• EXTRACT:

Relation Extraction.

1. Relation Extraction

Last post we briefly introduced Information Extraction and one of the tasks: Named Entity Recognized (NER). This time we will continue - not only extract entities, but also extract the relationships among entities: IS - A relation, instance - of relation, etc (more from WordNet Thesaurus). For example, after we extract entities from company report, we get Company/Location/Date, to get more advanced knowledge structure, we focus on relation triples: Company - Founding, like Founding - year (IBM, 1911), Founding - location (IBM, New York).

Why Relation Extraction?

  • create new structured knowledge bases, useful for any app;
  • augment current knowledge bases;
  • support Question - Answering system.

Two resources:

  • Automated Content Extraction (ACE) gives 17 relations from 2008 “Relation Extraction Task”, these are specific rules for extraction;
  • Unified Medical Language System (UMLS) specifies 54 relations among 134 entity types.

Besides those hand-written patterns, we can also use supervised learning, semi-supervised learning and unsupervised learning.

2. Hand-Written Patterns

First let’s see the simplest one - IS-A relation. The early intuition from Hearst (1992):

  • Y such as X ((, X) * (, and | or) X);
  • such Y as X;
  • X or other Y;
  • X and other Y;
  • Y including X;
  • Y, especially X.

There are more relations like Located-in, founded, cures, etc. Named Entities are also helpful when extract relations.

Advantages:

  • human made rules tend to be high-precision;
  • can be tailored to specific domains.

Disadvantages:

  • human made rules are often low-recall;
  • time consuming work.

3. Supervised Relation Extraction

The basic task for the classifier is decide any 2 entities are related. Specific steps are as follows:

  • choose a set of relations we’d like to extract;
  • choose a set of relevant named entities;
  • find and label data, choose corpus - label the named entities in the corpus - hand label the relations between these entities - split into training and test set;
  • train a classifier on training set.

• DATASET RECORDS:
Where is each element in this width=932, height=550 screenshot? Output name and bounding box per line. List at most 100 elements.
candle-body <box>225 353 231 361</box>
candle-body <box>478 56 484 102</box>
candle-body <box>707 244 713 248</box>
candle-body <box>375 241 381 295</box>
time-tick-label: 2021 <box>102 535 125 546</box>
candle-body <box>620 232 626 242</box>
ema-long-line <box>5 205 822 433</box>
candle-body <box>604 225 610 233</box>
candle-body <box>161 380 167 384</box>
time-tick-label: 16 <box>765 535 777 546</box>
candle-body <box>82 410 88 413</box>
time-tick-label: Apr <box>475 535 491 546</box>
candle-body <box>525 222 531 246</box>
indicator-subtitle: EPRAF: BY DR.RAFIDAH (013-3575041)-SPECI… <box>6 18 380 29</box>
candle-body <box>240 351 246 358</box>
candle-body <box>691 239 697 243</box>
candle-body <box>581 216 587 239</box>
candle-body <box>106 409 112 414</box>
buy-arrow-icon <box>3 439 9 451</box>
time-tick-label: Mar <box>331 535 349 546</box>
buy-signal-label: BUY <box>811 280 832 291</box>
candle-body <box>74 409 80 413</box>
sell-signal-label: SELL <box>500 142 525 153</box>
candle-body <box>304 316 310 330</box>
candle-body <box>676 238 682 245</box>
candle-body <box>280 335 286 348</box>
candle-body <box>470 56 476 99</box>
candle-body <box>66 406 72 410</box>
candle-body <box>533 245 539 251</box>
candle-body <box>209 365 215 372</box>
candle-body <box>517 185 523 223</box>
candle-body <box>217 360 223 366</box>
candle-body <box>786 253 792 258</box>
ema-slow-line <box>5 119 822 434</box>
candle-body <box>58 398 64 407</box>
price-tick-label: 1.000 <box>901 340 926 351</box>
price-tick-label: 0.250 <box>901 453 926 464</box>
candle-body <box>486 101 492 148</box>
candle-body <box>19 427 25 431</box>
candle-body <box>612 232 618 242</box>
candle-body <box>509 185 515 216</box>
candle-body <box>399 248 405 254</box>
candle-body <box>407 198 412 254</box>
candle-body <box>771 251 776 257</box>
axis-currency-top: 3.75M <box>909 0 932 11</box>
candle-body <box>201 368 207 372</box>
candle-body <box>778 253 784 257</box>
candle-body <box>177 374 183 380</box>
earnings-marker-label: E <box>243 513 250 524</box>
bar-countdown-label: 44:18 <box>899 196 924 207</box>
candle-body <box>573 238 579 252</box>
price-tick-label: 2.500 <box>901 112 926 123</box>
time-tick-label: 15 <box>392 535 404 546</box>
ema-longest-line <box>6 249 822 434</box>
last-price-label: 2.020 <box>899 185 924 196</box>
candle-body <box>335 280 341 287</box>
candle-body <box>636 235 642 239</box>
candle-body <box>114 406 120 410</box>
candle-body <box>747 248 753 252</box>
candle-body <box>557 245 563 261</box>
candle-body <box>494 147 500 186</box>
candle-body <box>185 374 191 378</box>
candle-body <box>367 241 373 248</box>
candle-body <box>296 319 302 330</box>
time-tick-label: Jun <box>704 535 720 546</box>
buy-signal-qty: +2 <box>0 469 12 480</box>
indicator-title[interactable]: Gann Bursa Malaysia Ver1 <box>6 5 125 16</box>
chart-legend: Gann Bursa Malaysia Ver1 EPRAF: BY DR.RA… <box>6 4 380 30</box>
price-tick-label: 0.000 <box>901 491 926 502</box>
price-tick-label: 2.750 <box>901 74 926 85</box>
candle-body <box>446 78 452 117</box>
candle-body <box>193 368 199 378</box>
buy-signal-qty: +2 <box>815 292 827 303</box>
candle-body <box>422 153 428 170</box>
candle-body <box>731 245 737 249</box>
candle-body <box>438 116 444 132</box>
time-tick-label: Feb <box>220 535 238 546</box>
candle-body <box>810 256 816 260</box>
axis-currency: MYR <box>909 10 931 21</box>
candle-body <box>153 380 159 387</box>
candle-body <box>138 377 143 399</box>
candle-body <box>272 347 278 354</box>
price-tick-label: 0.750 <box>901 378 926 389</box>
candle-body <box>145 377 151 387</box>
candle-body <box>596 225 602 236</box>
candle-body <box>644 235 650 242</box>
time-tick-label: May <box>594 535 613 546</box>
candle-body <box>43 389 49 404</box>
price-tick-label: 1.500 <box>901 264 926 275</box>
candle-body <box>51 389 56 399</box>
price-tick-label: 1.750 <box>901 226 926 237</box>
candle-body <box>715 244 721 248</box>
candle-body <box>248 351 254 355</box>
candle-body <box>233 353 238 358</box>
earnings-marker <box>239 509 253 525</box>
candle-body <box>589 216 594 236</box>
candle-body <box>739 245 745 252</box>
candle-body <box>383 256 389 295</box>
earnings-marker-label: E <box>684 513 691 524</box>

• INSTRUCTIONS:
1. According to the relation extraction text, how many relations does the Unified Medical Language System specify, and among how many entity types?
2. Pick up the relation extraction text where it stops and continue it.

• RESPONSES FOR EACH TASK:
1. It specifies 54 relations among 134 entity types.

2.
For features, we could extract word-based features (words before/after the target entities, words between target entities), entity-based features (POS tags of entities) and syntactic features (constituent path, base syntactic chunk path, typed-dependency path), etc.

Advantages:

  • can get high accuracy with enough training data and test data is similar with training.

Disadvantages:

  • labeling large training data is expensive;
  • classifier may not generalize well to different genres.

4. Semi - Supervised and Unsupervised Relation Extraction

When we don’t have label or even no training data, we could have a few seed tuples or high-precision patterns.

we can use bootstrapping: use the seeds to directly learn to populate a relation. First gather a set of seed pairs that have relation \(R\), then iterate:

  1. find sentences with these pairs;
  2. look at the context between or around the pair and generalize the context to create patterns;
  3. use the patterns for grep for more pairs.

Also there are more advanced methods available, like Distant Supervision, etc.